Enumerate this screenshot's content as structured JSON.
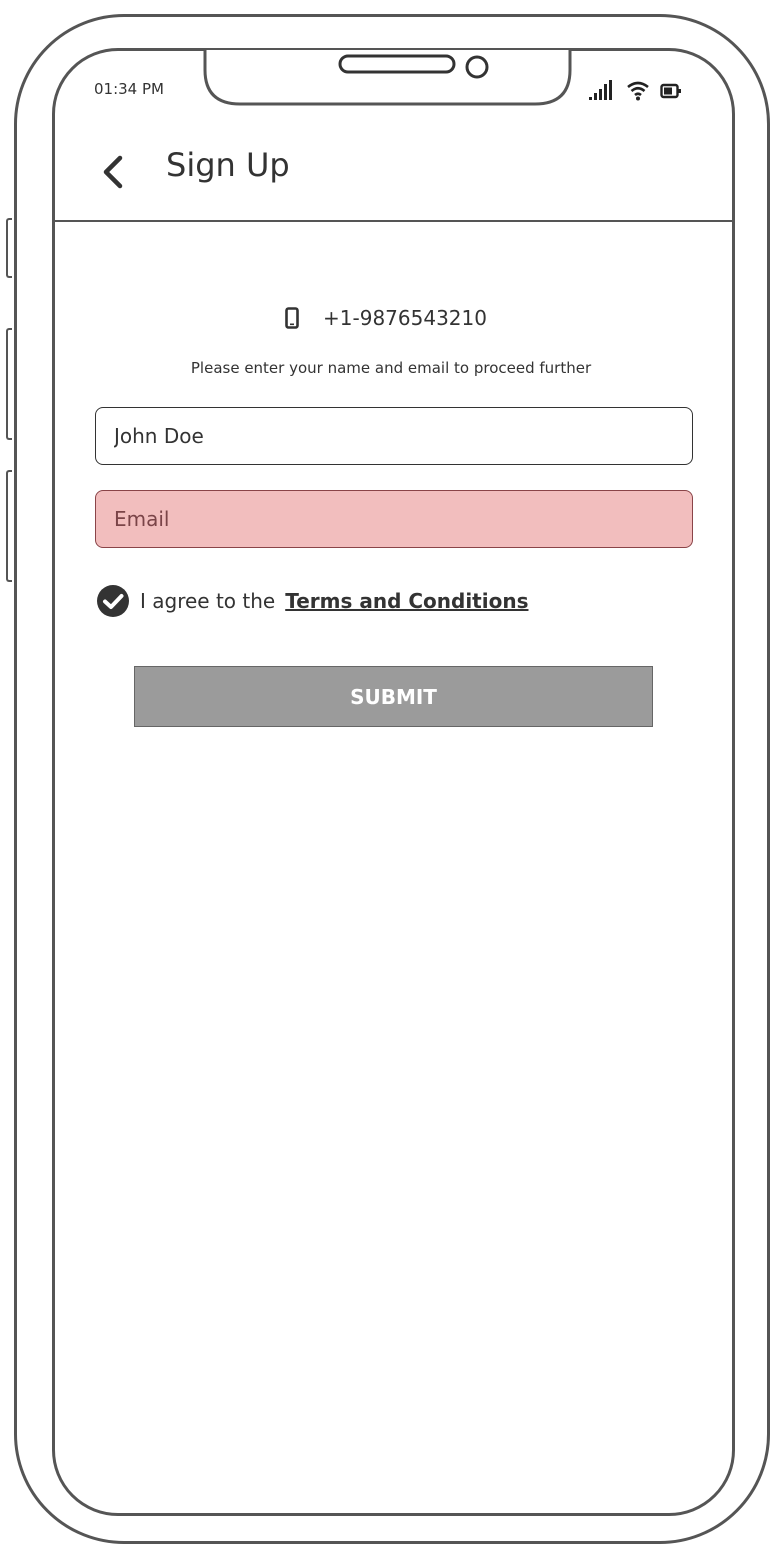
{
  "status_bar": {
    "time": "01:34 PM",
    "icons": [
      "signal-icon",
      "wifi-icon",
      "battery-icon"
    ]
  },
  "header": {
    "back_icon": "chevron-left-icon",
    "title": "Sign Up"
  },
  "form": {
    "phone_icon": "mobile-phone-icon",
    "phone_number": "+1-9876543210",
    "instruction": "Please enter your name and email to proceed further",
    "name_value": "John Doe",
    "email_placeholder": "Email",
    "email_value": "",
    "agree_checked": true,
    "agree_text": "I agree to the",
    "terms_link": "Terms and Conditions",
    "submit_label": "SUBMIT"
  },
  "colors": {
    "frame": "#555555",
    "text": "#333333",
    "email_error_bg": "#f2bebe",
    "email_error_border": "#8a4448",
    "submit_bg": "#9b9b9b"
  }
}
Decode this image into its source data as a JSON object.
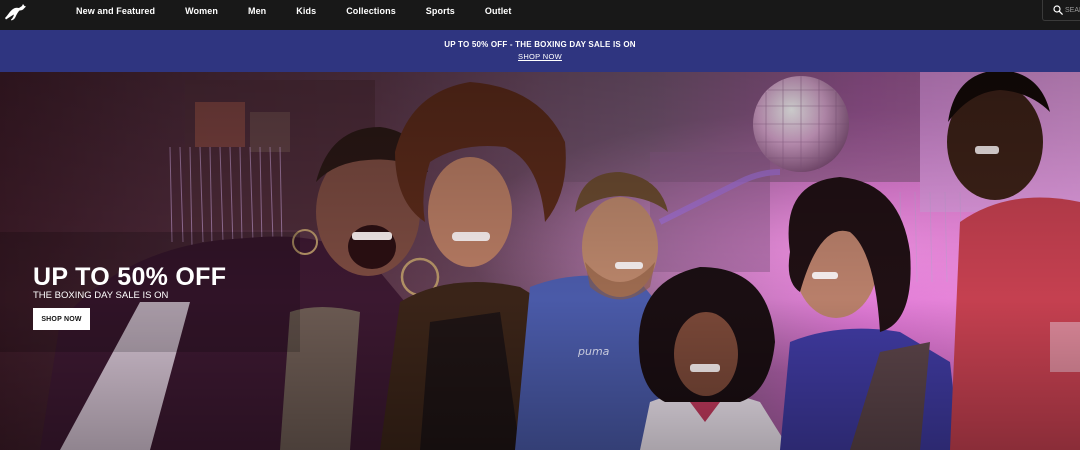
{
  "header": {
    "logo": "puma-cat-logo",
    "nav": [
      "New and Featured",
      "Women",
      "Men",
      "Kids",
      "Collections",
      "Sports",
      "Outlet"
    ],
    "search": {
      "placeholder": "SEARCH",
      "icon": "search-icon"
    }
  },
  "promo_bar": {
    "text": "UP TO 50% OFF - THE BOXING DAY SALE IS ON",
    "link": "SHOP NOW",
    "background": "#2f3580"
  },
  "hero": {
    "title": "UP TO 50% OFF",
    "subtitle": "THE BOXING DAY SALE IS ON",
    "cta": "SHOP NOW",
    "shirt_text": "puma"
  }
}
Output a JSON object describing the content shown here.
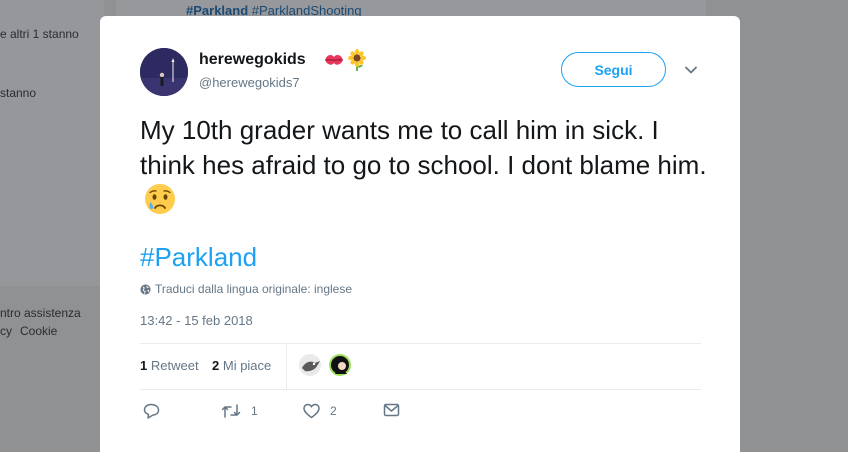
{
  "background": {
    "left_texts": [
      "e altri 1 stanno",
      "stanno",
      "ntro assistenza",
      "cy",
      "Cookie"
    ],
    "top_hashtags": [
      "#Parkland",
      "#ParklandShooting"
    ]
  },
  "tweet": {
    "user": {
      "name": "herewegokids",
      "handle": "@herewegokids7",
      "name_emojis": [
        "kiss-mark",
        "sunflower"
      ]
    },
    "follow_label": "Segui",
    "text": "My 10th grader wants me to call him in sick. I think hes afraid to go to school. I dont blame him.",
    "text_emoji": "crying-face",
    "hashtag": "#Parkland",
    "translate_label": "Traduci dalla lingua originale: inglese",
    "timestamp": "13:42 - 15 feb 2018",
    "stats": {
      "retweets_count": "1",
      "retweets_label": "Retweet",
      "likes_count": "2",
      "likes_label": "Mi piace"
    },
    "actions": {
      "reply_count": "",
      "retweet_count": "1",
      "like_count": "2"
    }
  },
  "colors": {
    "accent": "#1da1f2",
    "secondary_text": "#657786",
    "overlay": "#8f9193"
  }
}
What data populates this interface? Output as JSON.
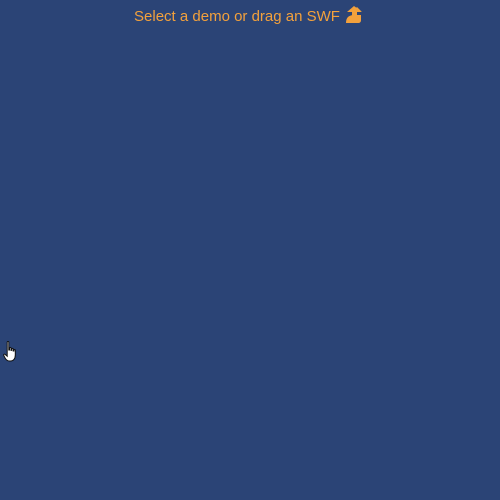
{
  "player": {
    "prompt_text": "Select a demo or drag an SWF",
    "prompt_icon": "curved-up-arrow-icon",
    "background_color": "#2b4476",
    "accent_color": "#f3a13c"
  },
  "cursor": {
    "icon": "hand-pointer-icon"
  }
}
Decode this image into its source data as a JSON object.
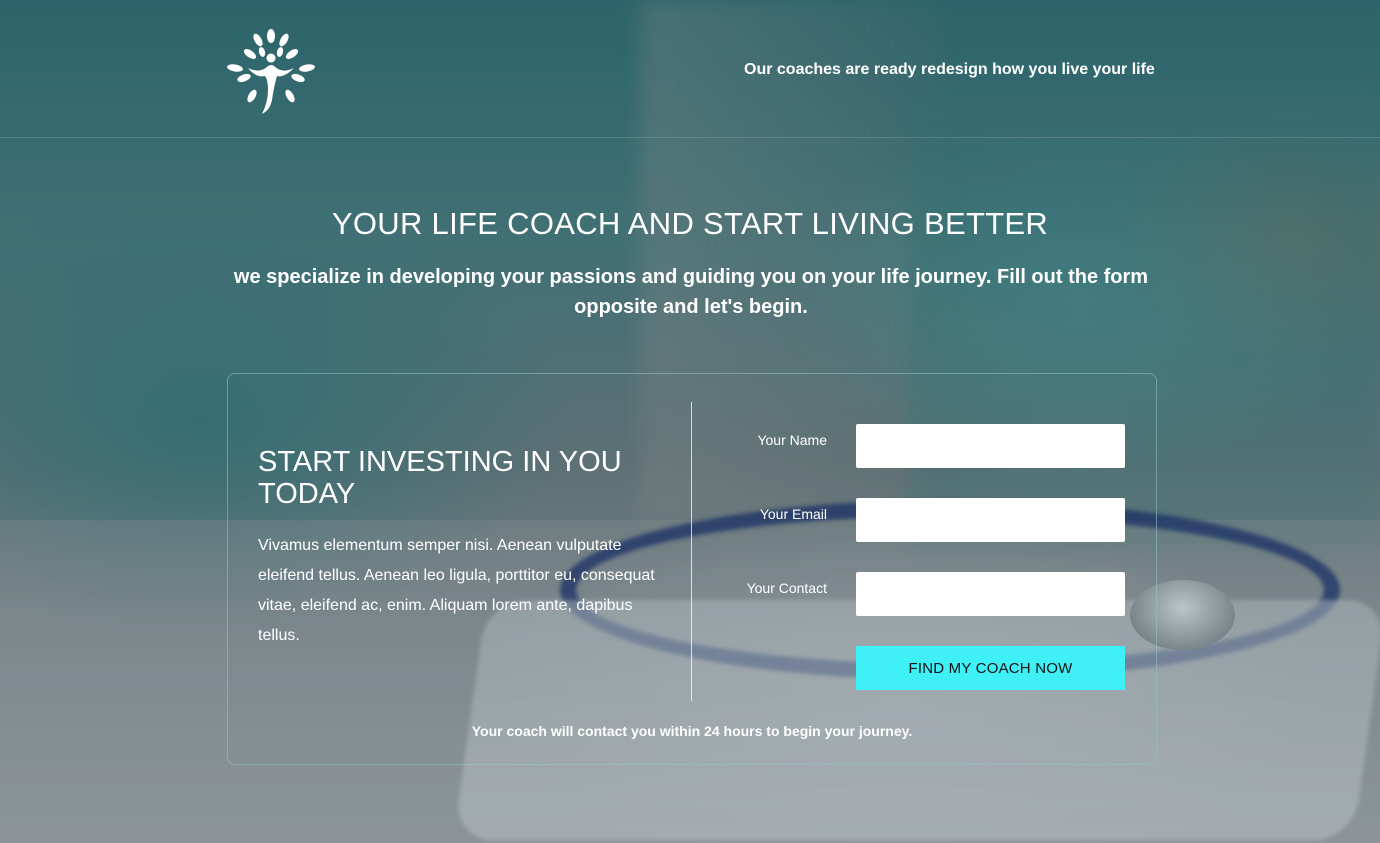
{
  "header": {
    "tagline": "Our coaches are ready redesign how you live your life",
    "logo_icon": "tree-person-icon"
  },
  "hero": {
    "title": "YOUR LIFE COACH AND START LIVING BETTER",
    "subtitle": "we specialize in developing your passions and guiding you on your life journey. Fill out the form opposite and let's begin."
  },
  "card": {
    "heading": "START INVESTING IN YOU TODAY",
    "text": "Vivamus elementum semper nisi. Aenean vulputate eleifend tellus. Aenean leo ligula, porttitor eu, consequat vitae, eleifend ac, enim. Aliquam lorem ante, dapibus tellus.",
    "form": {
      "name_label": "Your Name",
      "name_value": "",
      "email_label": "Your Email",
      "email_value": "",
      "contact_label": "Your Contact",
      "contact_value": "",
      "submit_label": "FIND MY COACH NOW"
    },
    "footer": "Your coach will contact you within 24 hours to begin your journey."
  },
  "colors": {
    "button": "#3ff0f7",
    "text": "#ffffff"
  }
}
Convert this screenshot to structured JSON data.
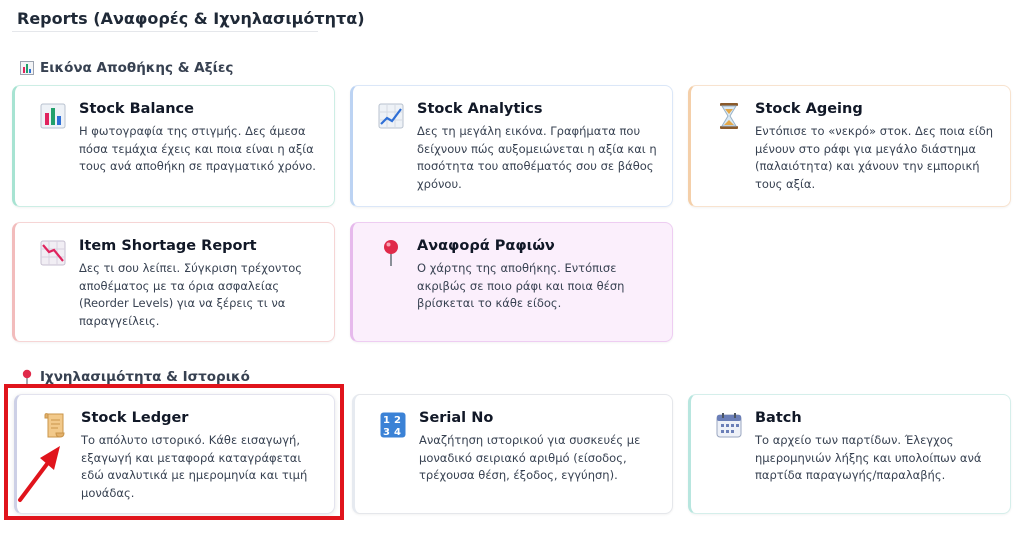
{
  "page": {
    "title": "Reports (Αναφορές & Ιχνηλασιμότητα)"
  },
  "sections": [
    {
      "title": "Εικόνα Αποθήκης & Αξίες",
      "icon": "bar-chart-icon"
    },
    {
      "title": "Ιχνηλασιμότητα & Ιστορικό",
      "icon": "pushpin-icon"
    }
  ],
  "cards": {
    "stock_balance": {
      "title": "Stock Balance",
      "icon": "bar-chart-icon",
      "desc": "Η φωτογραφία της στιγμής. Δες άμεσα πόσα τεμάχια έχεις και ποια είναι η αξία τους ανά αποθήκη σε πραγματικό χρόνο."
    },
    "stock_analytics": {
      "title": "Stock Analytics",
      "icon": "line-chart-icon",
      "desc": "Δες τη μεγάλη εικόνα. Γραφήματα που δείχνουν πώς αυξομειώνεται η αξία και η ποσότητα του αποθέματός σου σε βάθος χρόνου."
    },
    "stock_ageing": {
      "title": "Stock Ageing",
      "icon": "hourglass-icon",
      "desc": "Εντόπισε το «νεκρό» στοκ. Δες ποια είδη μένουν στο ράφι για μεγάλο διάστημα (παλαιότητα) και χάνουν την εμπορική τους αξία."
    },
    "item_shortage": {
      "title": "Item Shortage Report",
      "icon": "declining-chart-icon",
      "desc": "Δες τι σου λείπει. Σύγκριση τρέχοντος αποθέματος με τα όρια ασφαλείας (Reorder Levels) για να ξέρεις τι να παραγγείλεις."
    },
    "shelf_report": {
      "title": "Αναφορά Ραφιών",
      "icon": "round-pushpin-icon",
      "desc": "Ο χάρτης της αποθήκης. Εντόπισε ακριβώς σε ποιο ράφι και ποια θέση βρίσκεται το κάθε είδος."
    },
    "stock_ledger": {
      "title": "Stock Ledger",
      "icon": "scroll-icon",
      "desc": "Το απόλυτο ιστορικό. Κάθε εισαγωγή, εξαγωγή και μεταφορά καταγράφεται εδώ αναλυτικά με ημερομηνία και τιμή μονάδας."
    },
    "serial_no": {
      "title": "Serial No",
      "icon": "numbers-icon",
      "desc": "Αναζήτηση ιστορικού για συσκευές με μοναδικό σειριακό αριθμό (είσοδος, τρέχουσα θέση, έξοδος, εγγύηση)."
    },
    "batch": {
      "title": "Batch",
      "icon": "calendar-icon",
      "desc": "Το αρχείο των παρτίδων. Έλεγχος ημερομηνιών λήξης και υπολοίπων ανά παρτίδα παραγωγής/παραλαβής."
    }
  },
  "colors": {
    "highlight": "#e0141c",
    "arrow": "#e0141c"
  }
}
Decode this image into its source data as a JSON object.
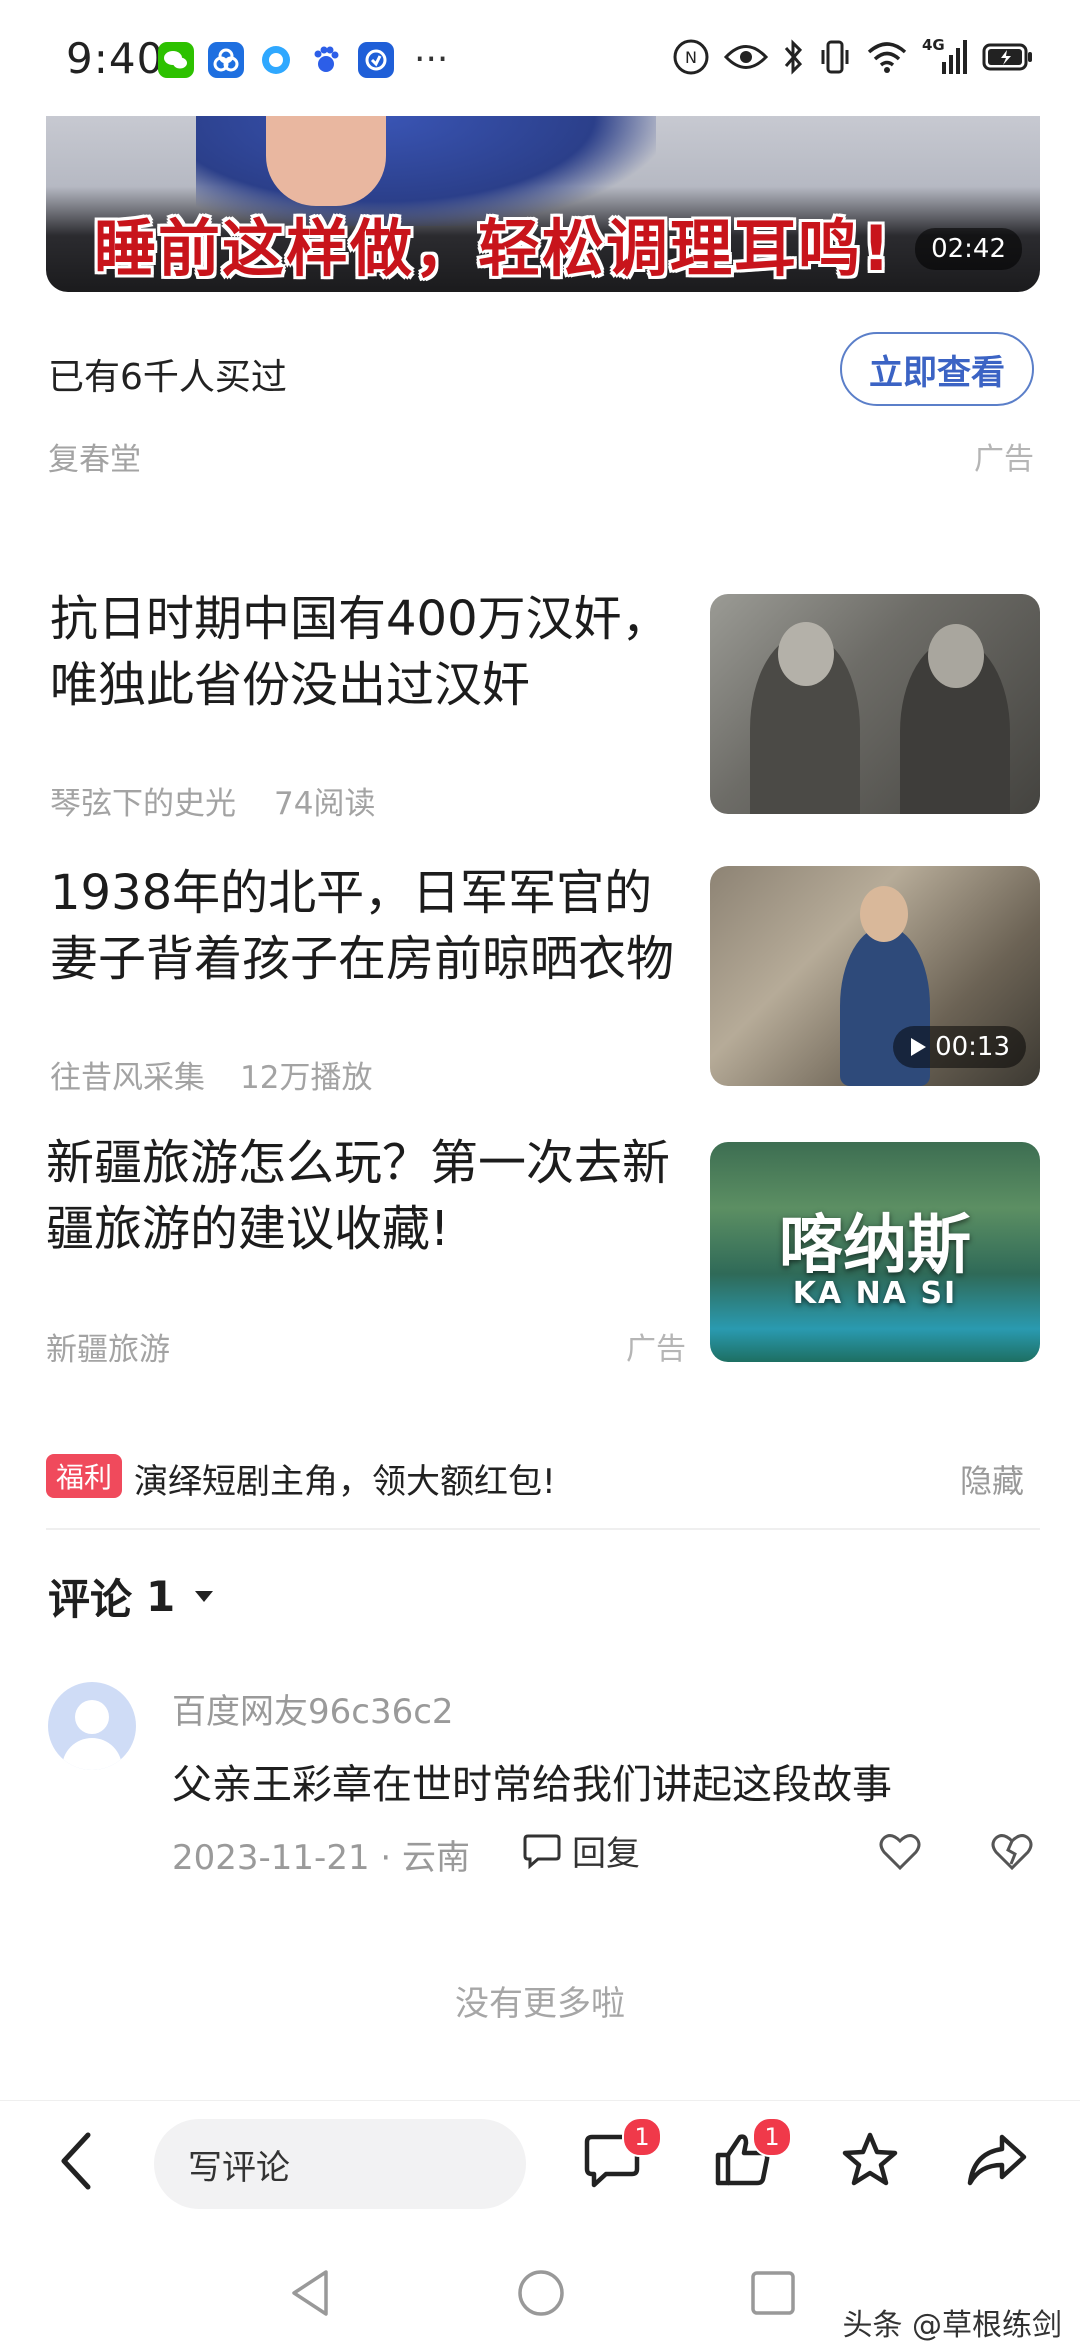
= = = = = = =
■ PROBLEM DESCRIPTION:
Report how many lines include the word "ποια". Give nothing but the number.

■ EXERCISE RESULT:
3